◆ **Items from a document page collection**:
+++

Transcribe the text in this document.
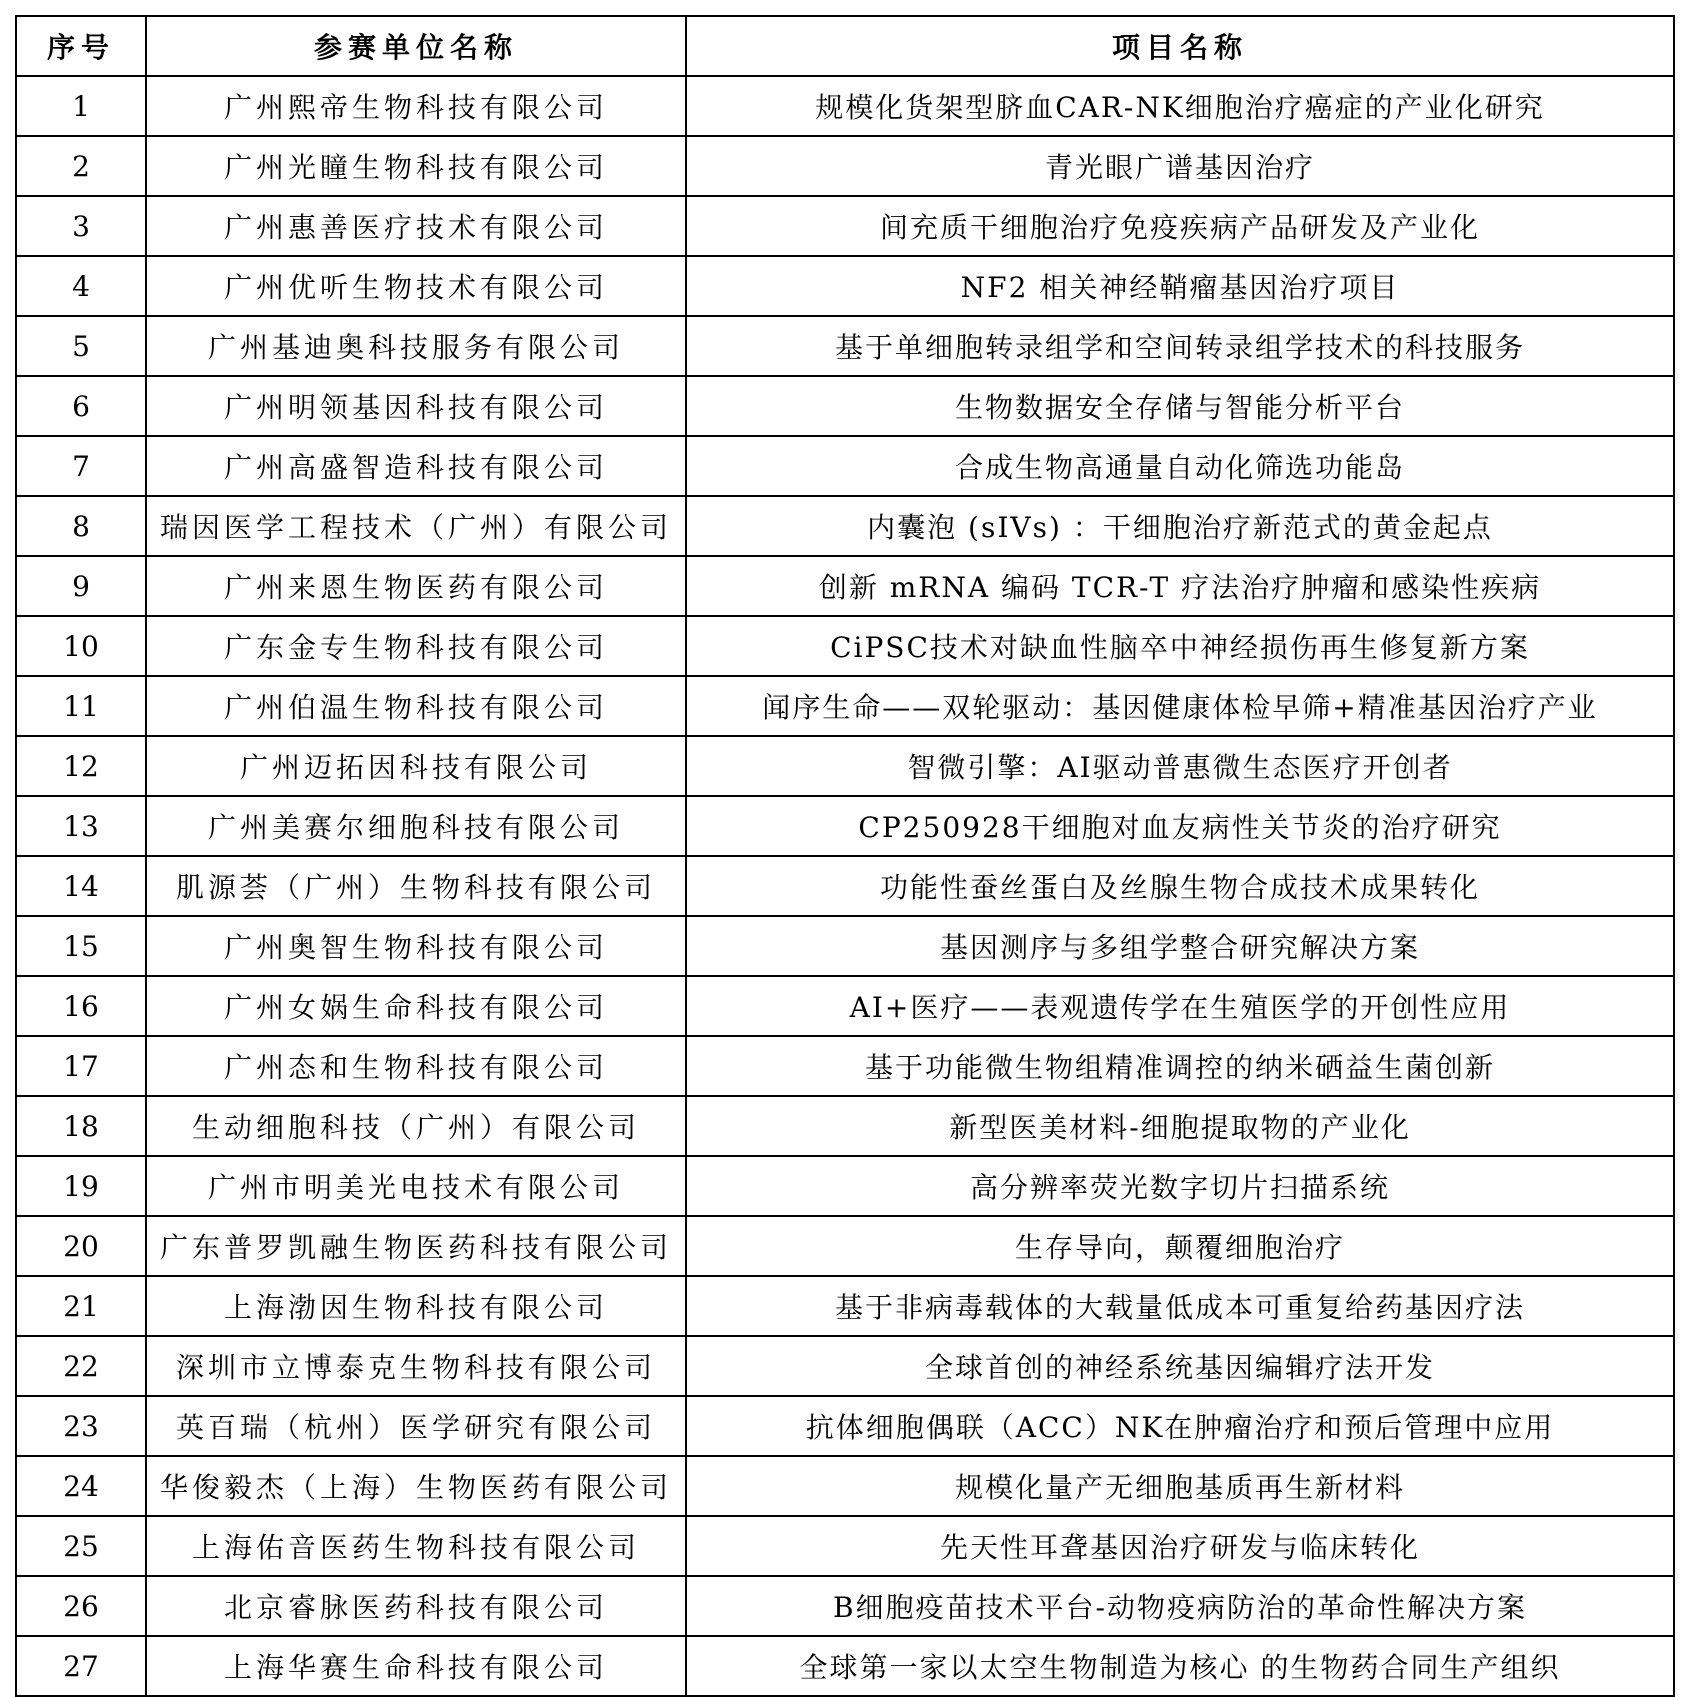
序号	参赛单位名称	项目名称
1	广州熙帝生物科技有限公司	规模化货架型脐血CAR-NK细胞治疗癌症的产业化研究
2	广州光瞳生物科技有限公司	青光眼广谱基因治疗
3	广州惠善医疗技术有限公司	间充质干细胞治疗免疫疾病产品研发及产业化
4	广州优听生物技术有限公司	NF2 相关神经鞘瘤基因治疗项目
5	广州基迪奥科技服务有限公司	基于单细胞转录组学和空间转录组学技术的科技服务
6	广州明领基因科技有限公司	生物数据安全存储与智能分析平台
7	广州高盛智造科技有限公司	合成生物高通量自动化筛选功能岛
8	瑞因医学工程技术（广州）有限公司	内囊泡 (sIVs) ：干细胞治疗新范式的黄金起点
9	广州来恩生物医药有限公司	创新 mRNA 编码 TCR-T 疗法治疗肿瘤和感染性疾病
10	广东金专生物科技有限公司	CiPSC技术对缺血性脑卒中神经损伤再生修复新方案
11	广州伯温生物科技有限公司	闻序生命——双轮驱动：基因健康体检早筛+精准基因治疗产业
12	广州迈拓因科技有限公司	智微引擎：AI驱动普惠微生态医疗开创者
13	广州美赛尔细胞科技有限公司	CP250928干细胞对血友病性关节炎的治疗研究
14	肌源荟（广州）生物科技有限公司	功能性蚕丝蛋白及丝腺生物合成技术成果转化
15	广州奥智生物科技有限公司	基因测序与多组学整合研究解决方案
16	广州女娲生命科技有限公司	AI+医疗——表观遗传学在生殖医学的开创性应用
17	广州态和生物科技有限公司	基于功能微生物组精准调控的纳米硒益生菌创新
18	生动细胞科技（广州）有限公司	新型医美材料-细胞提取物的产业化
19	广州市明美光电技术有限公司	高分辨率荧光数字切片扫描系统
20	广东普罗凯融生物医药科技有限公司	生存导向，颠覆细胞治疗
21	上海渤因生物科技有限公司	基于非病毒载体的大载量低成本可重复给药基因疗法
22	深圳市立博泰克生物科技有限公司	全球首创的神经系统基因编辑疗法开发
23	英百瑞（杭州）医学研究有限公司	抗体细胞偶联（ACC）NK在肿瘤治疗和预后管理中应用
24	华俊毅杰（上海）生物医药有限公司	规模化量产无细胞基质再生新材料
25	上海佑音医药生物科技有限公司	先天性耳聋基因治疗研发与临床转化
26	北京睿脉医药科技有限公司	B细胞疫苗技术平台-动物疫病防治的革命性解决方案
27	上海华赛生命科技有限公司	全球第一家以太空生物制造为核心 的生物药合同生产组织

+++

◆ **Task to carry out**: Restate each entry word for word, please, but drop any images it holds.

◆ **Solution below**:
Transcribe the text in this document.
序号	参赛单位名称	项目名称
1	广州熙帝生物科技有限公司	规模化货架型脐血CAR-NK细胞治疗癌症的产业化研究
2	广州光瞳生物科技有限公司	青光眼广谱基因治疗
3	广州惠善医疗技术有限公司	间充质干细胞治疗免疫疾病产品研发及产业化
4	广州优听生物技术有限公司	NF2 相关神经鞘瘤基因治疗项目
5	广州基迪奥科技服务有限公司	基于单细胞转录组学和空间转录组学技术的科技服务
6	广州明领基因科技有限公司	生物数据安全存储与智能分析平台
7	广州高盛智造科技有限公司	合成生物高通量自动化筛选功能岛
8	瑞因医学工程技术（广州）有限公司	内囊泡 (sIVs) ：干细胞治疗新范式的黄金起点
9	广州来恩生物医药有限公司	创新 mRNA 编码 TCR-T 疗法治疗肿瘤和感染性疾病
10	广东金专生物科技有限公司	CiPSC技术对缺血性脑卒中神经损伤再生修复新方案
11	广州伯温生物科技有限公司	闻序生命——双轮驱动：基因健康体检早筛+精准基因治疗产业
12	广州迈拓因科技有限公司	智微引擎：AI驱动普惠微生态医疗开创者
13	广州美赛尔细胞科技有限公司	CP250928干细胞对血友病性关节炎的治疗研究
14	肌源荟（广州）生物科技有限公司	功能性蚕丝蛋白及丝腺生物合成技术成果转化
15	广州奥智生物科技有限公司	基因测序与多组学整合研究解决方案
16	广州女娲生命科技有限公司	AI+医疗——表观遗传学在生殖医学的开创性应用
17	广州态和生物科技有限公司	基于功能微生物组精准调控的纳米硒益生菌创新
18	生动细胞科技（广州）有限公司	新型医美材料-细胞提取物的产业化
19	广州市明美光电技术有限公司	高分辨率荧光数字切片扫描系统
20	广东普罗凯融生物医药科技有限公司	生存导向，颠覆细胞治疗
21	上海渤因生物科技有限公司	基于非病毒载体的大载量低成本可重复给药基因疗法
22	深圳市立博泰克生物科技有限公司	全球首创的神经系统基因编辑疗法开发
23	英百瑞（杭州）医学研究有限公司	抗体细胞偶联（ACC）NK在肿瘤治疗和预后管理中应用
24	华俊毅杰（上海）生物医药有限公司	规模化量产无细胞基质再生新材料
25	上海佑音医药生物科技有限公司	先天性耳聋基因治疗研发与临床转化
26	北京睿脉医药科技有限公司	B细胞疫苗技术平台-动物疫病防治的革命性解决方案
27	上海华赛生命科技有限公司	全球第一家以太空生物制造为核心 的生物药合同生产组织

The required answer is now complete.